**WHAT TO PRODUCE**
Quote the full listing word for word.

**SUPPLIED RECORDS**
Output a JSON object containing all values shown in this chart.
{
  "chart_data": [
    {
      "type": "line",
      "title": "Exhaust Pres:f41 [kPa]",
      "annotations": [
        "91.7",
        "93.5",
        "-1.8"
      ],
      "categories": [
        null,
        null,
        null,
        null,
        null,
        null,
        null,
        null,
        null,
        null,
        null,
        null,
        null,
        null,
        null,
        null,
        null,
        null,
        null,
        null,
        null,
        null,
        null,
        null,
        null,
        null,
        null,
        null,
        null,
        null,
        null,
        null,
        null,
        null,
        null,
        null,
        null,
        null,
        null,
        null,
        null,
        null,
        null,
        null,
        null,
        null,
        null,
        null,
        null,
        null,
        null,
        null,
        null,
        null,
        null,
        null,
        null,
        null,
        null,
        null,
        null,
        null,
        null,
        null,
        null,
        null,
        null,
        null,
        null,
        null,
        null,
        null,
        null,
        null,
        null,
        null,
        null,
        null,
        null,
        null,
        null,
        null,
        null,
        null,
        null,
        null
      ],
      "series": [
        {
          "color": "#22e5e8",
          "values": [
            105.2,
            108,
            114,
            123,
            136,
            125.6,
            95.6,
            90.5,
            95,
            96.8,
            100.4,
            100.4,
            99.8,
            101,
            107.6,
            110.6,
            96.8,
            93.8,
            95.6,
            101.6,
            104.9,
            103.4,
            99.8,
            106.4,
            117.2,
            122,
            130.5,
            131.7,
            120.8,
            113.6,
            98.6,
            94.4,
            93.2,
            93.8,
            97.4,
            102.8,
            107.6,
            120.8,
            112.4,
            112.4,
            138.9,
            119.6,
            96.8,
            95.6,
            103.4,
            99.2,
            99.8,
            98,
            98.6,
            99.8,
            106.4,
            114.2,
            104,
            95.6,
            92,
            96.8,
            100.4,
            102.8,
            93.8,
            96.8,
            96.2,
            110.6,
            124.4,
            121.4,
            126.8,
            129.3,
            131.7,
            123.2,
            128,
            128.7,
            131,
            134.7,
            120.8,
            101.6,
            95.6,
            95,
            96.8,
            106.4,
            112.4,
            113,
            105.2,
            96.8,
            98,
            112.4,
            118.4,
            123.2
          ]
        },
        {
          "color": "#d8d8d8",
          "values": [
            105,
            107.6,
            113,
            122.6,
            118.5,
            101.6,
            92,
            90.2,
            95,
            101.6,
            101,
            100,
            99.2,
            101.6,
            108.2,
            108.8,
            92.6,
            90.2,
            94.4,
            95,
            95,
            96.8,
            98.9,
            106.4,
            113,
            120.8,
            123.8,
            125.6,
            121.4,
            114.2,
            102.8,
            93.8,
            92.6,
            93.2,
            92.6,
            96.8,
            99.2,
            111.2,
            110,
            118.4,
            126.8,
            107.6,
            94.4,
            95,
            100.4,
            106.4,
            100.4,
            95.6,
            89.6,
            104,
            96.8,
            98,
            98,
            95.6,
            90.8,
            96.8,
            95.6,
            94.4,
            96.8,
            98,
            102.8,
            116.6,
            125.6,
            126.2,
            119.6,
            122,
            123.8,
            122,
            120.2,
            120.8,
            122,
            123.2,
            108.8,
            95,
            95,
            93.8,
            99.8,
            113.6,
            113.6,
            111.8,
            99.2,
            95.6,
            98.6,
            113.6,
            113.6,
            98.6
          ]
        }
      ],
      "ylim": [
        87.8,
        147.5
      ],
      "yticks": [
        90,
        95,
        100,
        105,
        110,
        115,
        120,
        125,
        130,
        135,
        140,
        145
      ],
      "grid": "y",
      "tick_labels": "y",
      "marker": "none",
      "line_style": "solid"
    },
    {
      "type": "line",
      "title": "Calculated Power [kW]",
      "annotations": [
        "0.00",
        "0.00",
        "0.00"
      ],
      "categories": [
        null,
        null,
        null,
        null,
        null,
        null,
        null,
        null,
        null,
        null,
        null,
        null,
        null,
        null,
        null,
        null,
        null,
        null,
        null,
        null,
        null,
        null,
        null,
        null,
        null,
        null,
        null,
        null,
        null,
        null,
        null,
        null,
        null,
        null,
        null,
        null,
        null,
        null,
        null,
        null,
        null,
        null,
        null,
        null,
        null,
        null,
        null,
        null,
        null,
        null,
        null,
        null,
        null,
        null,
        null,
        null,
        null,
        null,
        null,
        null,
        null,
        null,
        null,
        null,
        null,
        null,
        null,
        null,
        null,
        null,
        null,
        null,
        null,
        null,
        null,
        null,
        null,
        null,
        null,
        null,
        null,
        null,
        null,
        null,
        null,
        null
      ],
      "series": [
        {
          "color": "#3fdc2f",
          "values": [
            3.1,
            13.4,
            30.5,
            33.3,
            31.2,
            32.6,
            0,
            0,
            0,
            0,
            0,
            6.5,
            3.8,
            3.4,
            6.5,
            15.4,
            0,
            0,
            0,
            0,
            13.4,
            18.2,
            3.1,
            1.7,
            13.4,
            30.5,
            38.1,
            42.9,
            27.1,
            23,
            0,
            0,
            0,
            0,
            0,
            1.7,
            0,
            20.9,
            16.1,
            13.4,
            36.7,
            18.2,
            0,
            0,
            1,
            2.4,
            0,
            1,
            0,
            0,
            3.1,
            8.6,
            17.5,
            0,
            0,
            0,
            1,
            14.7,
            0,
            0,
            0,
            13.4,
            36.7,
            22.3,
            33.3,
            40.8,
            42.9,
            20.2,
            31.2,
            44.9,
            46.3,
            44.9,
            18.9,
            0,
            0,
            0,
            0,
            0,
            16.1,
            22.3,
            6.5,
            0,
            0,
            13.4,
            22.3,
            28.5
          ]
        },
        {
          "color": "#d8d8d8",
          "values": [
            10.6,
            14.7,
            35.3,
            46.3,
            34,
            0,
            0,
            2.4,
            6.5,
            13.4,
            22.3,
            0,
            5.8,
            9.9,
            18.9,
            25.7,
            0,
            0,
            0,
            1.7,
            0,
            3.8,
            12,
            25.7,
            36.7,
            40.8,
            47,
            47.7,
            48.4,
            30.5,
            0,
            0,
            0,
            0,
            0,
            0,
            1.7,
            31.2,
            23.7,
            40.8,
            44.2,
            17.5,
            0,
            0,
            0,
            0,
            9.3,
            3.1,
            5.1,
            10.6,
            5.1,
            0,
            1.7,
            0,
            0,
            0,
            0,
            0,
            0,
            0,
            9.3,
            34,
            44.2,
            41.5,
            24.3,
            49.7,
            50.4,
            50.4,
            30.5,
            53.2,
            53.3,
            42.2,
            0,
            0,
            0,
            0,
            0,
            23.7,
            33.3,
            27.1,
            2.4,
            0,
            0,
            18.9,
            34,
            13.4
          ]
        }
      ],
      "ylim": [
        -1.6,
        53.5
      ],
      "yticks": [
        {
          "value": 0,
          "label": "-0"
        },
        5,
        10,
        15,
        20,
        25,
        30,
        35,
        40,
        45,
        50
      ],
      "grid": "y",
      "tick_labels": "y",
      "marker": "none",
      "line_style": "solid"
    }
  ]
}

**OUTPUT BELOW**
Output a JSON object containing all values shown in this chart.
{
  "chart_data": [
    {
      "type": "line",
      "title": "Exhaust Pres:f41 [kPa]",
      "annotations": [
        "91.7",
        "93.5",
        "-1.8"
      ],
      "categories": [
        null,
        null,
        null,
        null,
        null,
        null,
        null,
        null,
        null,
        null,
        null,
        null,
        null,
        null,
        null,
        null,
        null,
        null,
        null,
        null,
        null,
        null,
        null,
        null,
        null,
        null,
        null,
        null,
        null,
        null,
        null,
        null,
        null,
        null,
        null,
        null,
        null,
        null,
        null,
        null,
        null,
        null,
        null,
        null,
        null,
        null,
        null,
        null,
        null,
        null,
        null,
        null,
        null,
        null,
        null,
        null,
        null,
        null,
        null,
        null,
        null,
        null,
        null,
        null,
        null,
        null,
        null,
        null,
        null,
        null,
        null,
        null,
        null,
        null,
        null,
        null,
        null,
        null,
        null,
        null,
        null,
        null,
        null,
        null,
        null,
        null
      ],
      "series": [
        {
          "color": "#22e5e8",
          "values": [
            105.2,
            108,
            114,
            123,
            136,
            125.6,
            95.6,
            90.5,
            95,
            96.8,
            100.4,
            100.4,
            99.8,
            101,
            107.6,
            110.6,
            96.8,
            93.8,
            95.6,
            101.6,
            104.9,
            103.4,
            99.8,
            106.4,
            117.2,
            122,
            130.5,
            131.7,
            120.8,
            113.6,
            98.6,
            94.4,
            93.2,
            93.8,
            97.4,
            102.8,
            107.6,
            120.8,
            112.4,
            112.4,
            138.9,
            119.6,
            96.8,
            95.6,
            103.4,
            99.2,
            99.8,
            98,
            98.6,
            99.8,
            106.4,
            114.2,
            104,
            95.6,
            92,
            96.8,
            100.4,
            102.8,
            93.8,
            96.8,
            96.2,
            110.6,
            124.4,
            121.4,
            126.8,
            129.3,
            131.7,
            123.2,
            128,
            128.7,
            131,
            134.7,
            120.8,
            101.6,
            95.6,
            95,
            96.8,
            106.4,
            112.4,
            113,
            105.2,
            96.8,
            98,
            112.4,
            118.4,
            123.2
          ]
        },
        {
          "color": "#d8d8d8",
          "values": [
            105,
            107.6,
            113,
            122.6,
            118.5,
            101.6,
            92,
            90.2,
            95,
            101.6,
            101,
            100,
            99.2,
            101.6,
            108.2,
            108.8,
            92.6,
            90.2,
            94.4,
            95,
            95,
            96.8,
            98.9,
            106.4,
            113,
            120.8,
            123.8,
            125.6,
            121.4,
            114.2,
            102.8,
            93.8,
            92.6,
            93.2,
            92.6,
            96.8,
            99.2,
            111.2,
            110,
            118.4,
            126.8,
            107.6,
            94.4,
            95,
            100.4,
            106.4,
            100.4,
            95.6,
            89.6,
            104,
            96.8,
            98,
            98,
            95.6,
            90.8,
            96.8,
            95.6,
            94.4,
            96.8,
            98,
            102.8,
            116.6,
            125.6,
            126.2,
            119.6,
            122,
            123.8,
            122,
            120.2,
            120.8,
            122,
            123.2,
            108.8,
            95,
            95,
            93.8,
            99.8,
            113.6,
            113.6,
            111.8,
            99.2,
            95.6,
            98.6,
            113.6,
            113.6,
            98.6
          ]
        }
      ],
      "ylim": [
        87.8,
        147.5
      ],
      "yticks": [
        90,
        95,
        100,
        105,
        110,
        115,
        120,
        125,
        130,
        135,
        140,
        145
      ],
      "grid": "y",
      "tick_labels": "y",
      "marker": "none",
      "line_style": "solid"
    },
    {
      "type": "line",
      "title": "Calculated Power [kW]",
      "annotations": [
        "0.00",
        "0.00",
        "0.00"
      ],
      "categories": [
        null,
        null,
        null,
        null,
        null,
        null,
        null,
        null,
        null,
        null,
        null,
        null,
        null,
        null,
        null,
        null,
        null,
        null,
        null,
        null,
        null,
        null,
        null,
        null,
        null,
        null,
        null,
        null,
        null,
        null,
        null,
        null,
        null,
        null,
        null,
        null,
        null,
        null,
        null,
        null,
        null,
        null,
        null,
        null,
        null,
        null,
        null,
        null,
        null,
        null,
        null,
        null,
        null,
        null,
        null,
        null,
        null,
        null,
        null,
        null,
        null,
        null,
        null,
        null,
        null,
        null,
        null,
        null,
        null,
        null,
        null,
        null,
        null,
        null,
        null,
        null,
        null,
        null,
        null,
        null,
        null,
        null,
        null,
        null,
        null,
        null
      ],
      "series": [
        {
          "color": "#3fdc2f",
          "values": [
            3.1,
            13.4,
            30.5,
            33.3,
            31.2,
            32.6,
            0,
            0,
            0,
            0,
            0,
            6.5,
            3.8,
            3.4,
            6.5,
            15.4,
            0,
            0,
            0,
            0,
            13.4,
            18.2,
            3.1,
            1.7,
            13.4,
            30.5,
            38.1,
            42.9,
            27.1,
            23,
            0,
            0,
            0,
            0,
            0,
            1.7,
            0,
            20.9,
            16.1,
            13.4,
            36.7,
            18.2,
            0,
            0,
            1,
            2.4,
            0,
            1,
            0,
            0,
            3.1,
            8.6,
            17.5,
            0,
            0,
            0,
            1,
            14.7,
            0,
            0,
            0,
            13.4,
            36.7,
            22.3,
            33.3,
            40.8,
            42.9,
            20.2,
            31.2,
            44.9,
            46.3,
            44.9,
            18.9,
            0,
            0,
            0,
            0,
            0,
            16.1,
            22.3,
            6.5,
            0,
            0,
            13.4,
            22.3,
            28.5
          ]
        },
        {
          "color": "#d8d8d8",
          "values": [
            10.6,
            14.7,
            35.3,
            46.3,
            34,
            0,
            0,
            2.4,
            6.5,
            13.4,
            22.3,
            0,
            5.8,
            9.9,
            18.9,
            25.7,
            0,
            0,
            0,
            1.7,
            0,
            3.8,
            12,
            25.7,
            36.7,
            40.8,
            47,
            47.7,
            48.4,
            30.5,
            0,
            0,
            0,
            0,
            0,
            0,
            1.7,
            31.2,
            23.7,
            40.8,
            44.2,
            17.5,
            0,
            0,
            0,
            0,
            9.3,
            3.1,
            5.1,
            10.6,
            5.1,
            0,
            1.7,
            0,
            0,
            0,
            0,
            0,
            0,
            0,
            9.3,
            34,
            44.2,
            41.5,
            24.3,
            49.7,
            50.4,
            50.4,
            30.5,
            53.2,
            53.3,
            42.2,
            0,
            0,
            0,
            0,
            0,
            23.7,
            33.3,
            27.1,
            2.4,
            0,
            0,
            18.9,
            34,
            13.4
          ]
        }
      ],
      "ylim": [
        -1.6,
        53.5
      ],
      "yticks": [
        {
          "value": 0,
          "label": "-0"
        },
        5,
        10,
        15,
        20,
        25,
        30,
        35,
        40,
        45,
        50
      ],
      "grid": "y",
      "tick_labels": "y",
      "marker": "none",
      "line_style": "solid"
    }
  ]
}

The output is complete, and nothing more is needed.